Task details: Retype the whole listing below, character for character.

Data provided:
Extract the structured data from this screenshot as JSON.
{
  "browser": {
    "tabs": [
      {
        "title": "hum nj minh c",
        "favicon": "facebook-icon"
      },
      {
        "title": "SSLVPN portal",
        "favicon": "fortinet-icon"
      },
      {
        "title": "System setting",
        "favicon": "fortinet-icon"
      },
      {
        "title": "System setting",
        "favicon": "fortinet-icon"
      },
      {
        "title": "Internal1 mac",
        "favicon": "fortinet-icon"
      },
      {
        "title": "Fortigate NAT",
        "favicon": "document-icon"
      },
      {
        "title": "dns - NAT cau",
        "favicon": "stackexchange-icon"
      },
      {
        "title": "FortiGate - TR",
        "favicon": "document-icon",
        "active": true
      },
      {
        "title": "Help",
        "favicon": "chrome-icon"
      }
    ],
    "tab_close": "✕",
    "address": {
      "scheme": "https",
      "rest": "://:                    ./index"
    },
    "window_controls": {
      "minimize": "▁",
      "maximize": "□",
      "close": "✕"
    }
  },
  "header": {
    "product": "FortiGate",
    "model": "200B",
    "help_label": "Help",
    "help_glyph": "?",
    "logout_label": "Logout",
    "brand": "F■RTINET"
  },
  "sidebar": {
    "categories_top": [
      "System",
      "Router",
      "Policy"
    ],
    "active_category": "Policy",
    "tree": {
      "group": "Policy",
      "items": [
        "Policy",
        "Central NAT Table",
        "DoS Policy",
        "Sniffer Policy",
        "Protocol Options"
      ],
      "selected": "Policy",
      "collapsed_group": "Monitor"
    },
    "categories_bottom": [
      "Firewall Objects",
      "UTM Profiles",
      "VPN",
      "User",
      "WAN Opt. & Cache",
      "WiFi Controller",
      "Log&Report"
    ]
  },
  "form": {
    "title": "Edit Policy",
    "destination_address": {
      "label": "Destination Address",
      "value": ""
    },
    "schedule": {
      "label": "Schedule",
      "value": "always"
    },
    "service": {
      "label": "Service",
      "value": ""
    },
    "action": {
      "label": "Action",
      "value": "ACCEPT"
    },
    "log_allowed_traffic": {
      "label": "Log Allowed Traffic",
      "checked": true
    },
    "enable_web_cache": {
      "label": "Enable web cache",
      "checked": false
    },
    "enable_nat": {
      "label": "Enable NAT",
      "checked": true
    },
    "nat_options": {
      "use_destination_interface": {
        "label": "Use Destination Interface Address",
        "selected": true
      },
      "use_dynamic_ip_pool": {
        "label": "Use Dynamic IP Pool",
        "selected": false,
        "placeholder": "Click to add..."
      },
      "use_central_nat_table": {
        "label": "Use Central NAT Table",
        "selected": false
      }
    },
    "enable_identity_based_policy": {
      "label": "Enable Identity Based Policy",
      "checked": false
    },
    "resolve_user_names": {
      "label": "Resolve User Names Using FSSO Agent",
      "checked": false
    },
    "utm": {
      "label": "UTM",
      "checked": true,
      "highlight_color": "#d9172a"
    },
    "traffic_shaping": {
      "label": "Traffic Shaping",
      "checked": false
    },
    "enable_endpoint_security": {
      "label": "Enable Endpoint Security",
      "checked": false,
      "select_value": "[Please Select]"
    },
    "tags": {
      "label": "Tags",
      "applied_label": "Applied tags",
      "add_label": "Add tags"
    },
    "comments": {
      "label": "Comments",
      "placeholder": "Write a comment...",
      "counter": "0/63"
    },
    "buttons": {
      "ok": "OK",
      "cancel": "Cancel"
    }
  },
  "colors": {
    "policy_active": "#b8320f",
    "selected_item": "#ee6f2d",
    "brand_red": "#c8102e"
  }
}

Exercise answer:
Extract the structured data from this screenshot as JSON.
{
  "browser": {
    "tabs": [
      {
        "title": "hum nj minh c",
        "favicon": "facebook-icon"
      },
      {
        "title": "SSLVPN portal",
        "favicon": "fortinet-icon"
      },
      {
        "title": "System setting",
        "favicon": "fortinet-icon"
      },
      {
        "title": "System setting",
        "favicon": "fortinet-icon"
      },
      {
        "title": "Internal1 mac",
        "favicon": "fortinet-icon"
      },
      {
        "title": "Fortigate NAT",
        "favicon": "document-icon"
      },
      {
        "title": "dns - NAT cau",
        "favicon": "stackexchange-icon"
      },
      {
        "title": "FortiGate - TR",
        "favicon": "document-icon",
        "active": true
      },
      {
        "title": "Help",
        "favicon": "chrome-icon"
      }
    ],
    "tab_close": "✕",
    "address": {
      "scheme": "https",
      "rest": "://:                    ./index"
    },
    "window_controls": {
      "minimize": "▁",
      "maximize": "□",
      "close": "✕"
    }
  },
  "header": {
    "product": "FortiGate",
    "model": "200B",
    "help_label": "Help",
    "help_glyph": "?",
    "logout_label": "Logout",
    "brand": "F■RTINET"
  },
  "sidebar": {
    "categories_top": [
      "System",
      "Router",
      "Policy"
    ],
    "active_category": "Policy",
    "tree": {
      "group": "Policy",
      "items": [
        "Policy",
        "Central NAT Table",
        "DoS Policy",
        "Sniffer Policy",
        "Protocol Options"
      ],
      "selected": "Policy",
      "collapsed_group": "Monitor"
    },
    "categories_bottom": [
      "Firewall Objects",
      "UTM Profiles",
      "VPN",
      "User",
      "WAN Opt. & Cache",
      "WiFi Controller",
      "Log&Report"
    ]
  },
  "form": {
    "title": "Edit Policy",
    "destination_address": {
      "label": "Destination Address",
      "value": ""
    },
    "schedule": {
      "label": "Schedule",
      "value": "always"
    },
    "service": {
      "label": "Service",
      "value": ""
    },
    "action": {
      "label": "Action",
      "value": "ACCEPT"
    },
    "log_allowed_traffic": {
      "label": "Log Allowed Traffic",
      "checked": true
    },
    "enable_web_cache": {
      "label": "Enable web cache",
      "checked": false
    },
    "enable_nat": {
      "label": "Enable NAT",
      "checked": true
    },
    "nat_options": {
      "use_destination_interface": {
        "label": "Use Destination Interface Address",
        "selected": true
      },
      "use_dynamic_ip_pool": {
        "label": "Use Dynamic IP Pool",
        "selected": false,
        "placeholder": "Click to add..."
      },
      "use_central_nat_table": {
        "label": "Use Central NAT Table",
        "selected": false
      }
    },
    "enable_identity_based_policy": {
      "label": "Enable Identity Based Policy",
      "checked": false
    },
    "resolve_user_names": {
      "label": "Resolve User Names Using FSSO Agent",
      "checked": false
    },
    "utm": {
      "label": "UTM",
      "checked": true,
      "highlight_color": "#d9172a"
    },
    "traffic_shaping": {
      "label": "Traffic Shaping",
      "checked": false
    },
    "enable_endpoint_security": {
      "label": "Enable Endpoint Security",
      "checked": false,
      "select_value": "[Please Select]"
    },
    "tags": {
      "label": "Tags",
      "applied_label": "Applied tags",
      "add_label": "Add tags"
    },
    "comments": {
      "label": "Comments",
      "placeholder": "Write a comment...",
      "counter": "0/63"
    },
    "buttons": {
      "ok": "OK",
      "cancel": "Cancel"
    }
  },
  "colors": {
    "policy_active": "#b8320f",
    "selected_item": "#ee6f2d",
    "brand_red": "#c8102e"
  }
}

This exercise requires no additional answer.